START

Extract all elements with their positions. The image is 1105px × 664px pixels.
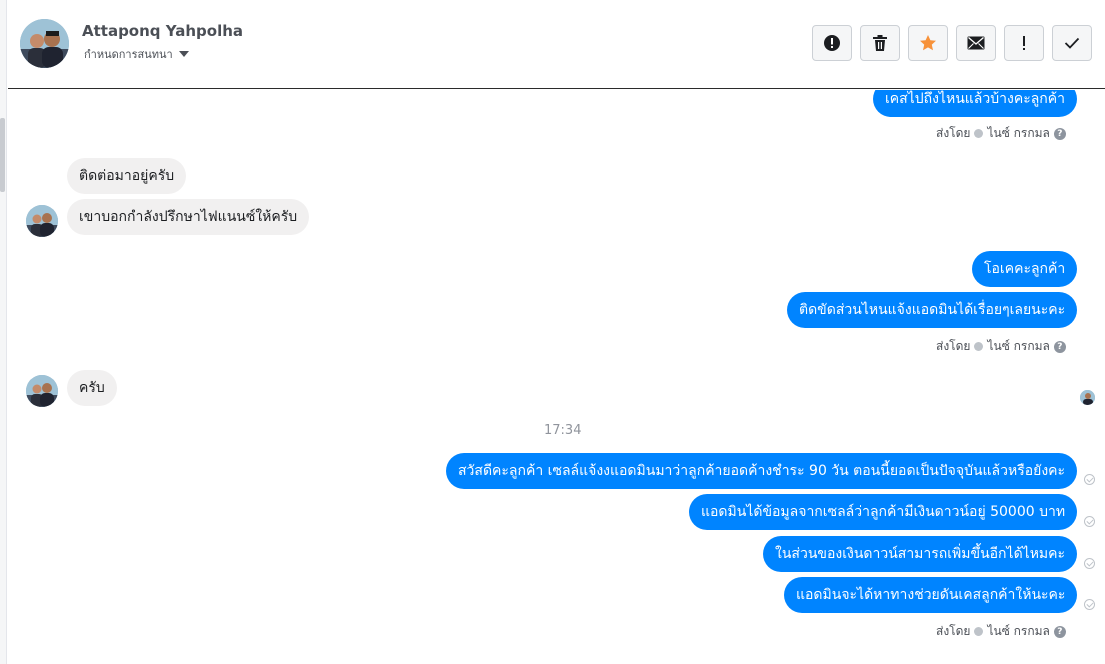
help-icon[interactable]: ? xyxy=(1053,127,1066,140)
verified-icon xyxy=(974,342,984,351)
conversation-options[interactable]: กำหนดการสนทนา xyxy=(84,45,189,63)
contact-avatar-small[interactable] xyxy=(26,375,58,407)
help-icon[interactable]: ? xyxy=(1053,340,1066,353)
star-icon xyxy=(920,35,936,51)
seen-avatar xyxy=(1080,390,1095,405)
mark-done-button[interactable] xyxy=(1052,25,1092,61)
contact-avatar-small[interactable] xyxy=(26,205,58,237)
message-outgoing[interactable]: แอดมินจะได้หาทางช่วยดันเคสลูกค้าให้นะคะ xyxy=(784,577,1078,613)
trash-icon xyxy=(873,35,887,51)
message-timestamp: 17:34 xyxy=(544,423,582,438)
delivered-check-icon xyxy=(1084,474,1095,485)
message-outgoing[interactable]: โอเคคะลูกค้า xyxy=(972,251,1078,287)
mark-spam-button[interactable] xyxy=(812,25,852,61)
contact-name[interactable]: Attaponq Yahpolha xyxy=(82,22,243,40)
contact-avatar[interactable] xyxy=(20,19,69,68)
sender-name[interactable]: ไนซ์ กรกมล xyxy=(987,124,1049,143)
sent-by-info: ส่งโดย ไนซ์ กรกมล ? xyxy=(936,622,1066,641)
message-thread[interactable]: เคสไปถึงไหนแล้วบ้างคะลูกค้า ส่งโดย ไนซ์ … xyxy=(8,90,1105,664)
message-incoming[interactable]: ติดต่อมาอยู่ครับ xyxy=(67,158,187,194)
messenger-window: Attaponq Yahpolha กำหนดการสนทนา เคสไปถึง… xyxy=(0,0,1105,664)
message-outgoing[interactable]: สวัสดีคะลูกค้า เซลล์แจ้งงแอดมินมาว่าลูกค… xyxy=(446,453,1078,489)
caret-down-icon[interactable] xyxy=(178,51,189,57)
message-outgoing[interactable]: เคสไปถึงไหนแล้วบ้างคะลูกค้า xyxy=(873,90,1077,117)
exclamation-icon xyxy=(1023,36,1025,50)
sent-by-info: ส่งโดย ไนซ์ กรกมล ? xyxy=(936,337,1066,356)
sent-by-prefix: ส่งโดย xyxy=(936,339,971,353)
mark-unread-button[interactable] xyxy=(956,25,996,61)
sender-name[interactable]: ไนซ์ กรกมล xyxy=(987,622,1049,641)
conversation-header: Attaponq Yahpolha กำหนดการสนทนา xyxy=(8,0,1105,89)
message-outgoing[interactable]: ในส่วนของเงินดาวน์สามารถเพิ่มขึ้นอีกได้ไ… xyxy=(763,536,1078,572)
star-button[interactable] xyxy=(908,25,948,61)
sent-by-prefix: ส่งโดย xyxy=(936,126,971,140)
delivered-check-icon xyxy=(1084,558,1095,569)
follow-up-button[interactable] xyxy=(1004,25,1044,61)
left-scrollbar[interactable] xyxy=(0,118,5,192)
exclamation-circle-icon xyxy=(824,35,840,51)
conversation-options-label: กำหนดการสนทนา xyxy=(84,48,173,61)
header-toolbar xyxy=(812,25,1092,61)
check-icon xyxy=(1064,37,1080,49)
delivered-check-icon xyxy=(1084,516,1095,527)
message-outgoing[interactable]: ติดขัดส่วนไหนแจ้งแอดมินได้เรื่อยๆเลยนะคะ xyxy=(787,292,1078,328)
verified-icon xyxy=(974,627,984,636)
delivered-check-icon xyxy=(1084,599,1095,610)
verified-icon xyxy=(974,129,984,138)
sender-name[interactable]: ไนซ์ กรกมล xyxy=(987,337,1049,356)
left-panel-edge xyxy=(0,0,7,664)
help-icon[interactable]: ? xyxy=(1053,625,1066,638)
message-outgoing[interactable]: แอดมินได้ข้อมูลจากเซลล์ว่าลูกค้ามีเงินดา… xyxy=(689,494,1078,530)
delete-button[interactable] xyxy=(860,25,900,61)
message-incoming[interactable]: เขาบอกกำลังปรึกษาไฟแนนซ์ให้ครับ xyxy=(67,199,310,235)
envelope-icon xyxy=(967,36,985,50)
sent-by-prefix: ส่งโดย xyxy=(936,624,971,638)
message-incoming[interactable]: ครับ xyxy=(67,370,117,406)
sent-by-info: ส่งโดย ไนซ์ กรกมล ? xyxy=(936,124,1066,143)
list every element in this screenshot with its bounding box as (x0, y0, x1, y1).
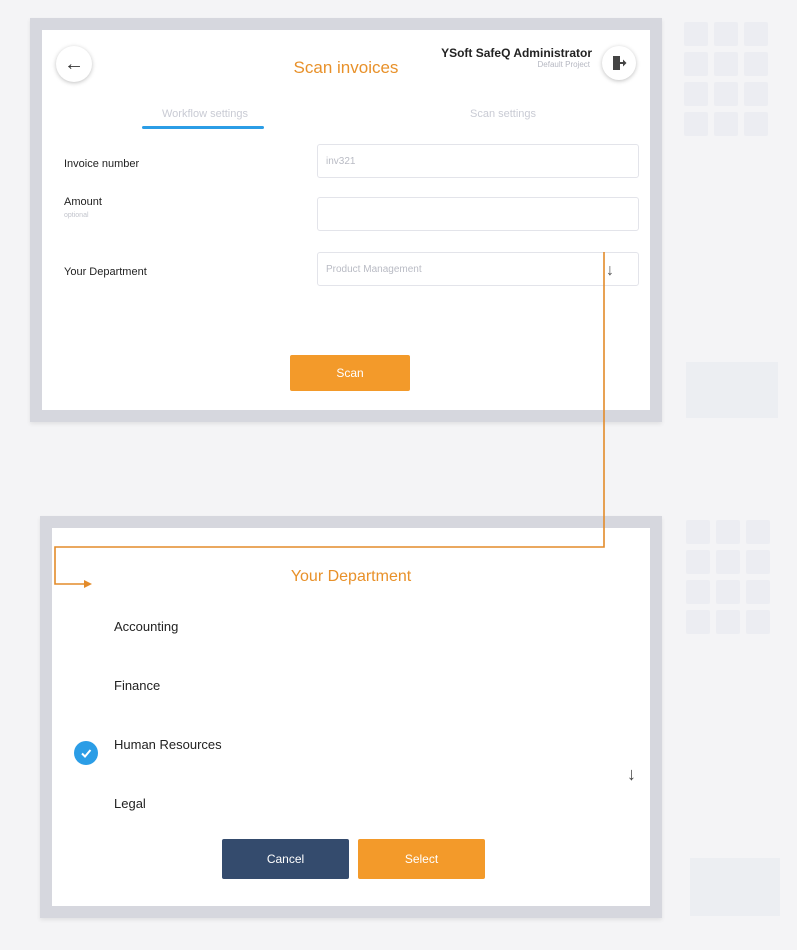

END

_GOAL_
Write out every line of the entries above verbatim, omitting the pictures.

_WRITTEN RESPONSE_
Extract all elements with their positions. The image is 1105px × 664px pixels.
help-icon[interactable]: ? xyxy=(1053,127,1066,140)
verified-icon xyxy=(974,342,984,351)
conversation-options[interactable]: กำหนดการสนทนา xyxy=(84,45,189,63)
contact-avatar-small[interactable] xyxy=(26,375,58,407)
help-icon[interactable]: ? xyxy=(1053,340,1066,353)
star-icon xyxy=(920,35,936,51)
seen-avatar xyxy=(1080,390,1095,405)
mark-done-button[interactable] xyxy=(1052,25,1092,61)
contact-avatar-small[interactable] xyxy=(26,205,58,237)
message-outgoing[interactable]: แอดมินจะได้หาทางช่วยดันเคสลูกค้าให้นะคะ xyxy=(784,577,1078,613)
trash-icon xyxy=(873,35,887,51)
message-timestamp: 17:34 xyxy=(544,423,582,438)
delivered-check-icon xyxy=(1084,474,1095,485)
message-outgoing[interactable]: โอเคคะลูกค้า xyxy=(972,251,1078,287)
mark-spam-button[interactable] xyxy=(812,25,852,61)
contact-name[interactable]: Attaponq Yahpolha xyxy=(82,22,243,40)
contact-avatar[interactable] xyxy=(20,19,69,68)
sender-name[interactable]: ไนซ์ กรกมล xyxy=(987,124,1049,143)
sent-by-info: ส่งโดย ไนซ์ กรกมล ? xyxy=(936,622,1066,641)
message-thread[interactable]: เคสไปถึงไหนแล้วบ้างคะลูกค้า ส่งโดย ไนซ์ … xyxy=(8,90,1105,664)
message-incoming[interactable]: ติดต่อมาอยู่ครับ xyxy=(67,158,187,194)
messenger-window: Attaponq Yahpolha กำหนดการสนทนา เคสไปถึง… xyxy=(0,0,1105,664)
message-outgoing[interactable]: สวัสดีคะลูกค้า เซลล์แจ้งงแอดมินมาว่าลูกค… xyxy=(446,453,1078,489)
caret-down-icon[interactable] xyxy=(178,51,189,57)
message-outgoing[interactable]: เคสไปถึงไหนแล้วบ้างคะลูกค้า xyxy=(873,90,1077,117)
exclamation-icon xyxy=(1023,36,1025,50)
sent-by-info: ส่งโดย ไนซ์ กรกมล ? xyxy=(936,337,1066,356)
sent-by-prefix: ส่งโดย xyxy=(936,339,971,353)
mark-unread-button[interactable] xyxy=(956,25,996,61)
sender-name[interactable]: ไนซ์ กรกมล xyxy=(987,622,1049,641)
conversation-header: Attaponq Yahpolha กำหนดการสนทนา xyxy=(8,0,1105,89)
message-outgoing[interactable]: ในส่วนของเงินดาวน์สามารถเพิ่มขึ้นอีกได้ไ… xyxy=(763,536,1078,572)
star-button[interactable] xyxy=(908,25,948,61)
sent-by-prefix: ส่งโดย xyxy=(936,126,971,140)
delivered-check-icon xyxy=(1084,558,1095,569)
follow-up-button[interactable] xyxy=(1004,25,1044,61)
left-scrollbar[interactable] xyxy=(0,118,5,192)
exclamation-circle-icon xyxy=(824,35,840,51)
conversation-options-label: กำหนดการสนทนา xyxy=(84,48,173,61)
header-toolbar xyxy=(812,25,1092,61)
check-icon xyxy=(1064,37,1080,49)
delivered-check-icon xyxy=(1084,516,1095,527)
message-outgoing[interactable]: ติดขัดส่วนไหนแจ้งแอดมินได้เรื่อยๆเลยนะคะ xyxy=(787,292,1078,328)
verified-icon xyxy=(974,627,984,636)
delivered-check-icon xyxy=(1084,599,1095,610)
verified-icon xyxy=(974,129,984,138)
sender-name[interactable]: ไนซ์ กรกมล xyxy=(987,337,1049,356)
left-panel-edge xyxy=(0,0,7,664)
help-icon[interactable]: ? xyxy=(1053,625,1066,638)
message-outgoing[interactable]: แอดมินได้ข้อมูลจากเซลล์ว่าลูกค้ามีเงินดา… xyxy=(689,494,1078,530)
delete-button[interactable] xyxy=(860,25,900,61)
message-incoming[interactable]: เขาบอกกำลังปรึกษาไฟแนนซ์ให้ครับ xyxy=(67,199,310,235)
envelope-icon xyxy=(967,36,985,50)
sent-by-prefix: ส่งโดย xyxy=(936,624,971,638)
message-incoming[interactable]: ครับ xyxy=(67,370,117,406)
sent-by-info: ส่งโดย ไนซ์ กรกมล ? xyxy=(936,124,1066,143)
list every element in this screenshot with its bounding box as (x0, y0, x1, y1).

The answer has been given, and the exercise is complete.